State the number of lines below in which the word "stated" appears. Nothing else belongs in the answer.

## START RECORD LIST

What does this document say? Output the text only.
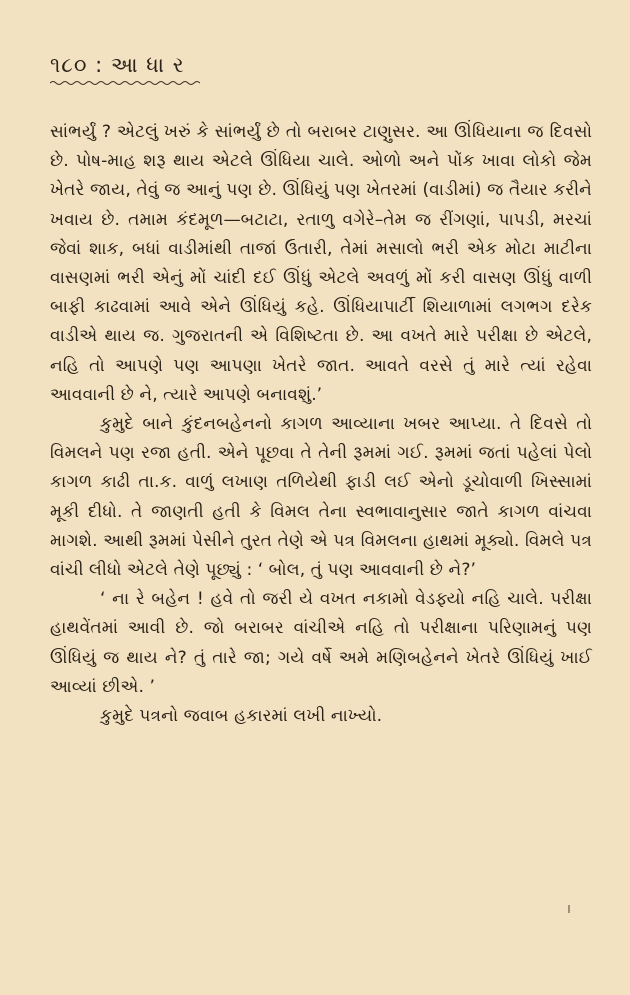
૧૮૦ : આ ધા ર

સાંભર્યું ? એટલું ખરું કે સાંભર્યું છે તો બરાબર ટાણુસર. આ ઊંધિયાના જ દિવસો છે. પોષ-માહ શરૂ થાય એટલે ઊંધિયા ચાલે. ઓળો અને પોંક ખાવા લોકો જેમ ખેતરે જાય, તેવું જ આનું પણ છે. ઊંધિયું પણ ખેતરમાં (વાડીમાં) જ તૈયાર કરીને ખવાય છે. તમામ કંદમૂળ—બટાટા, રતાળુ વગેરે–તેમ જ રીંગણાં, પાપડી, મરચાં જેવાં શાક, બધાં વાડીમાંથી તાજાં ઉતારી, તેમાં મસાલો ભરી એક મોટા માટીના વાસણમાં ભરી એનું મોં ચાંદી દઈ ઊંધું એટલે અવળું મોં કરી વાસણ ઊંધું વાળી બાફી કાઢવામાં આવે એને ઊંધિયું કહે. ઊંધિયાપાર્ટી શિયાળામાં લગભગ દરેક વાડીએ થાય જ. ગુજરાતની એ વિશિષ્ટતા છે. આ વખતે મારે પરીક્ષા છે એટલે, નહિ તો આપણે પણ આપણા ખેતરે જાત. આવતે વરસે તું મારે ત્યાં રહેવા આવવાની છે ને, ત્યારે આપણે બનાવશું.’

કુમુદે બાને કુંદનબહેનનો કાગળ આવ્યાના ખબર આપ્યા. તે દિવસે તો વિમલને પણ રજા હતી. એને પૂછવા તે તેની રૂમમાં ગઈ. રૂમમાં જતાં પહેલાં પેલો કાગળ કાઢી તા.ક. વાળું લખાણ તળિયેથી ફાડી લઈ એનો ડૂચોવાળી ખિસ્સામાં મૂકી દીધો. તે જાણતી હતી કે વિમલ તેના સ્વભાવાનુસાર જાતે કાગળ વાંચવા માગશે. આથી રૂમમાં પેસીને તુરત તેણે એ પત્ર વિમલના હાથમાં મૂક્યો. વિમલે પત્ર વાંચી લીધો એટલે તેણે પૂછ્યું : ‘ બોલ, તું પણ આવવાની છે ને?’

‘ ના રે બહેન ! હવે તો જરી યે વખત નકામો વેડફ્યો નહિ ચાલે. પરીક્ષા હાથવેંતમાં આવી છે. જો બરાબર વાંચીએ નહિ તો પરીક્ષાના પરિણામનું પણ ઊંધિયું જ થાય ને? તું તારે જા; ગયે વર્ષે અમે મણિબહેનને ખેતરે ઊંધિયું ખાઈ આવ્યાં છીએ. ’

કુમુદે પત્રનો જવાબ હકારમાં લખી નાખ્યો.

## END RECORD LIST
## START RECORD LIST

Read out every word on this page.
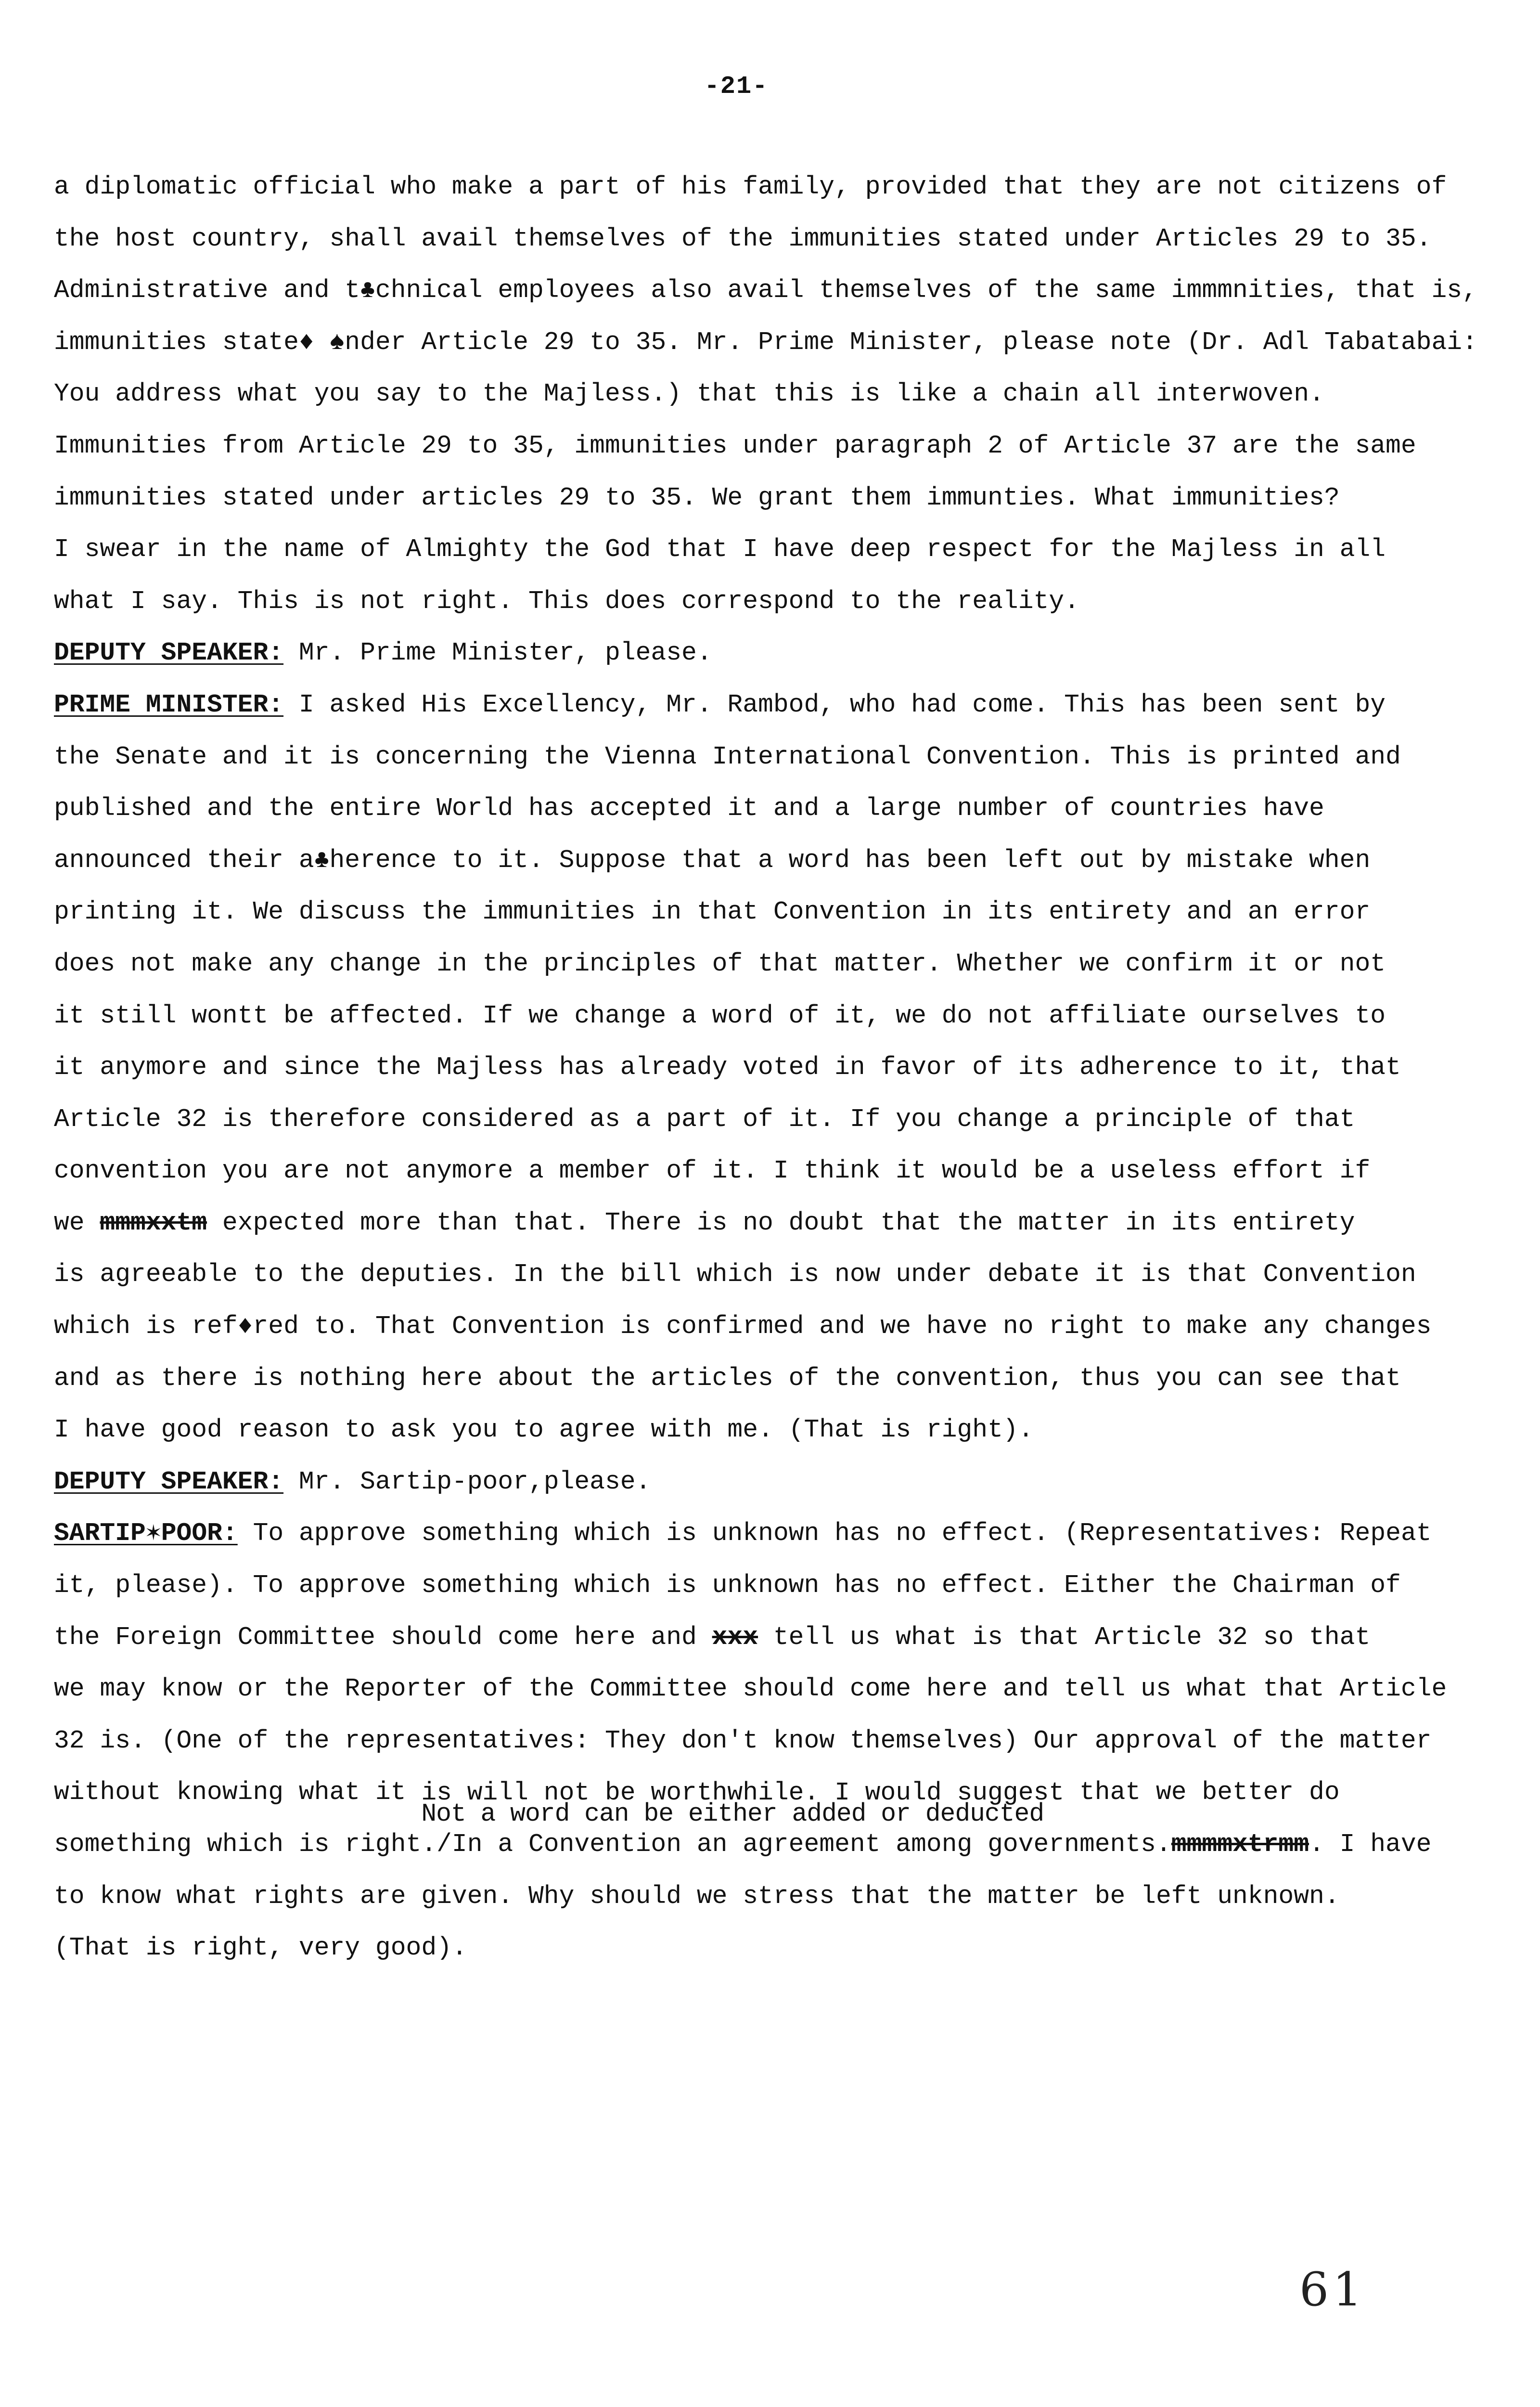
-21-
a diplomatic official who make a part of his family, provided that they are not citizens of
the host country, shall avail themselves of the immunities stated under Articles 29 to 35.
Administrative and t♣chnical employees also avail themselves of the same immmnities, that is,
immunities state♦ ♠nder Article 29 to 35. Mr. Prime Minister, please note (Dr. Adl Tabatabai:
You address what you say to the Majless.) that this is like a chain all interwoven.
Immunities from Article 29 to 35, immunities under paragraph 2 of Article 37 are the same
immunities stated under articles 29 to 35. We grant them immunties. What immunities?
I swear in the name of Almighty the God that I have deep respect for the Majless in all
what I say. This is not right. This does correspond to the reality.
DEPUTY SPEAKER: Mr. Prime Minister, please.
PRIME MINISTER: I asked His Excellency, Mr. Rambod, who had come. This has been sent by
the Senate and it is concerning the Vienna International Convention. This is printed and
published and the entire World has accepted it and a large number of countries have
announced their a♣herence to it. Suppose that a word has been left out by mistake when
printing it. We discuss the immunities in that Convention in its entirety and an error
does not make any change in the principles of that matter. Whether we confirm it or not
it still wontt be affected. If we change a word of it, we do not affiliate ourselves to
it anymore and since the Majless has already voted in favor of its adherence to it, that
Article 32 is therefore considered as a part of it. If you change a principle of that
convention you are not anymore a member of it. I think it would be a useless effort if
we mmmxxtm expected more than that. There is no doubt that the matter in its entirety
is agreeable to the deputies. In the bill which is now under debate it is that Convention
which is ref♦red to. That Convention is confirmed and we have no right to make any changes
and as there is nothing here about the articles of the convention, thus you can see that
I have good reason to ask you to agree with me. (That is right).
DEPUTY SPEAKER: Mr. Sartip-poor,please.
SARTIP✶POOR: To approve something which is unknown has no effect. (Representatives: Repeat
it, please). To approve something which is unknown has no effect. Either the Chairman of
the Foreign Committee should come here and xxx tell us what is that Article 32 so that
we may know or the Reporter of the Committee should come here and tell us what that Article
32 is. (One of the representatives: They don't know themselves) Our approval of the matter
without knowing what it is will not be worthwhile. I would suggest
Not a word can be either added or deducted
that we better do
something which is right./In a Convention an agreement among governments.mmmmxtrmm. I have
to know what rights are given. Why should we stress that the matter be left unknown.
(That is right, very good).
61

## END RECORD LIST

■ ANSWER TO THE EXERCISE
2